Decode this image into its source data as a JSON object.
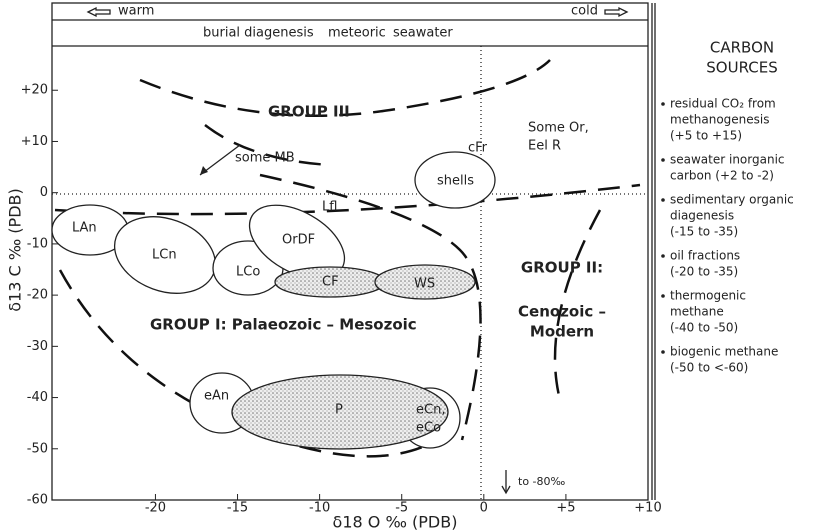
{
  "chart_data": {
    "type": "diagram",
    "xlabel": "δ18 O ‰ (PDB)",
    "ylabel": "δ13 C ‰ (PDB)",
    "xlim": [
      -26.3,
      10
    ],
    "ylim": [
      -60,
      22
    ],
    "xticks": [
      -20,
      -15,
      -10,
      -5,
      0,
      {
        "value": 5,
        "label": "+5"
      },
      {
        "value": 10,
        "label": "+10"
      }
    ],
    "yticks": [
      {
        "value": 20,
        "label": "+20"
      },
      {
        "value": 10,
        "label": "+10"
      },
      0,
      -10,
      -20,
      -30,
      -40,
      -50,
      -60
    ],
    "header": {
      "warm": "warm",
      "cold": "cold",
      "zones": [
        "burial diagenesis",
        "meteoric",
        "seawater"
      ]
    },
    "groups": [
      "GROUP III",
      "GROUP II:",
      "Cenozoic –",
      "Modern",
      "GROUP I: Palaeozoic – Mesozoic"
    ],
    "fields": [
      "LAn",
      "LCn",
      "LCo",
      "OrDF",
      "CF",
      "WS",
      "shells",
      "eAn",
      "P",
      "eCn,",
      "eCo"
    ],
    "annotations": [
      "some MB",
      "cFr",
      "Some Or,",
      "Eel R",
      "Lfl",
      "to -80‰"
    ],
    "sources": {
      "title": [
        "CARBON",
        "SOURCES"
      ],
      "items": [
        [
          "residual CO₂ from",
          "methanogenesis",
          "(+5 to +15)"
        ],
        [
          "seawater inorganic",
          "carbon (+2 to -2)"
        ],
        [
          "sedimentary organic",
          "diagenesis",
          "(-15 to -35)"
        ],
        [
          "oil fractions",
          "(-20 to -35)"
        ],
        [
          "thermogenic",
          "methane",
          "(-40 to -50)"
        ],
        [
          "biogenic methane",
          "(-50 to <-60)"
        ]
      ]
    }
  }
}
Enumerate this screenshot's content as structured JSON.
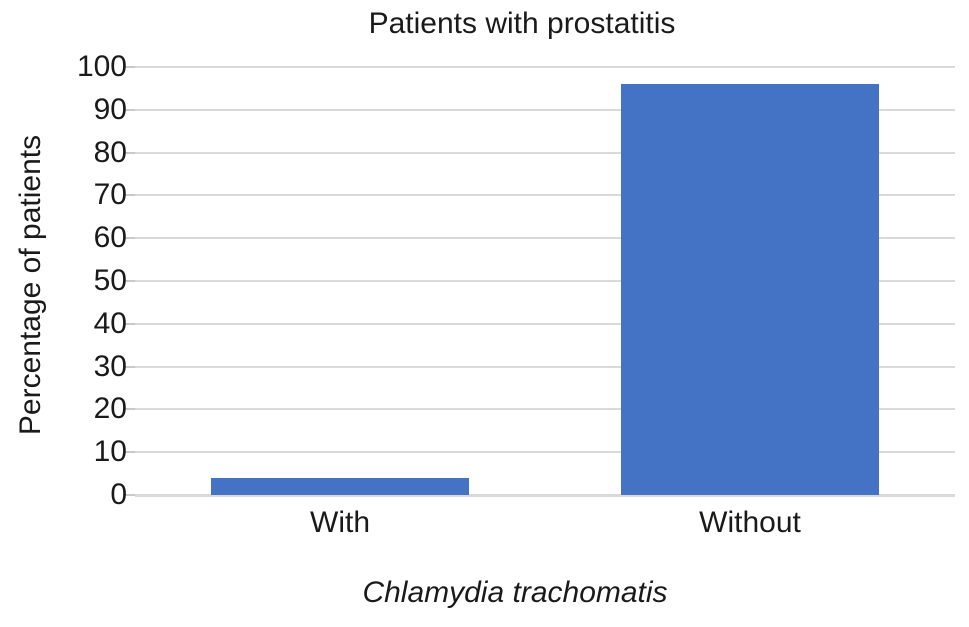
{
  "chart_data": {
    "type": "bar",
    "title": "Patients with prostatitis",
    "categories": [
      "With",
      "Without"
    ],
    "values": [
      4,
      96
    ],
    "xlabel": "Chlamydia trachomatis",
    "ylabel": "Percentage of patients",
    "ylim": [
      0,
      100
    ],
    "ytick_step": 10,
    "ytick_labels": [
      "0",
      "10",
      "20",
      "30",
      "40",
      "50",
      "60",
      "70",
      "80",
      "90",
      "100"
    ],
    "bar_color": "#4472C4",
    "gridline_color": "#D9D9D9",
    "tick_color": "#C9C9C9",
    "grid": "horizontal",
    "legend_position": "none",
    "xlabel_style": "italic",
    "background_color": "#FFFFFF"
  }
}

#### [Directions for this task]
Copy all of the material word for word, and include none of its pictures.

#### [Written solution]
Decode this image into its source data as a JSON object.
{
  "chart_data": {
    "type": "diagram",
    "xlabel": "δ18 O ‰ (PDB)",
    "ylabel": "δ13 C ‰ (PDB)",
    "xlim": [
      -26.3,
      10
    ],
    "ylim": [
      -60,
      22
    ],
    "xticks": [
      -20,
      -15,
      -10,
      -5,
      0,
      {
        "value": 5,
        "label": "+5"
      },
      {
        "value": 10,
        "label": "+10"
      }
    ],
    "yticks": [
      {
        "value": 20,
        "label": "+20"
      },
      {
        "value": 10,
        "label": "+10"
      },
      0,
      -10,
      -20,
      -30,
      -40,
      -50,
      -60
    ],
    "header": {
      "warm": "warm",
      "cold": "cold",
      "zones": [
        "burial diagenesis",
        "meteoric",
        "seawater"
      ]
    },
    "groups": [
      "GROUP III",
      "GROUP II:",
      "Cenozoic –",
      "Modern",
      "GROUP I: Palaeozoic – Mesozoic"
    ],
    "fields": [
      "LAn",
      "LCn",
      "LCo",
      "OrDF",
      "CF",
      "WS",
      "shells",
      "eAn",
      "P",
      "eCn,",
      "eCo"
    ],
    "annotations": [
      "some MB",
      "cFr",
      "Some Or,",
      "Eel R",
      "Lfl",
      "to -80‰"
    ],
    "sources": {
      "title": [
        "CARBON",
        "SOURCES"
      ],
      "items": [
        [
          "residual CO₂ from",
          "methanogenesis",
          "(+5 to +15)"
        ],
        [
          "seawater inorganic",
          "carbon (+2 to -2)"
        ],
        [
          "sedimentary organic",
          "diagenesis",
          "(-15 to -35)"
        ],
        [
          "oil fractions",
          "(-20 to -35)"
        ],
        [
          "thermogenic",
          "methane",
          "(-40 to -50)"
        ],
        [
          "biogenic methane",
          "(-50 to <-60)"
        ]
      ]
    }
  }
}
Enumerate this screenshot's content as structured JSON.
{
  "chart_data": {
    "type": "bar",
    "title": "Patients with prostatitis",
    "categories": [
      "With",
      "Without"
    ],
    "values": [
      4,
      96
    ],
    "xlabel": "Chlamydia trachomatis",
    "ylabel": "Percentage of patients",
    "ylim": [
      0,
      100
    ],
    "ytick_step": 10,
    "ytick_labels": [
      "0",
      "10",
      "20",
      "30",
      "40",
      "50",
      "60",
      "70",
      "80",
      "90",
      "100"
    ],
    "bar_color": "#4472C4",
    "gridline_color": "#D9D9D9",
    "tick_color": "#C9C9C9",
    "grid": "horizontal",
    "legend_position": "none",
    "xlabel_style": "italic",
    "background_color": "#FFFFFF"
  }
}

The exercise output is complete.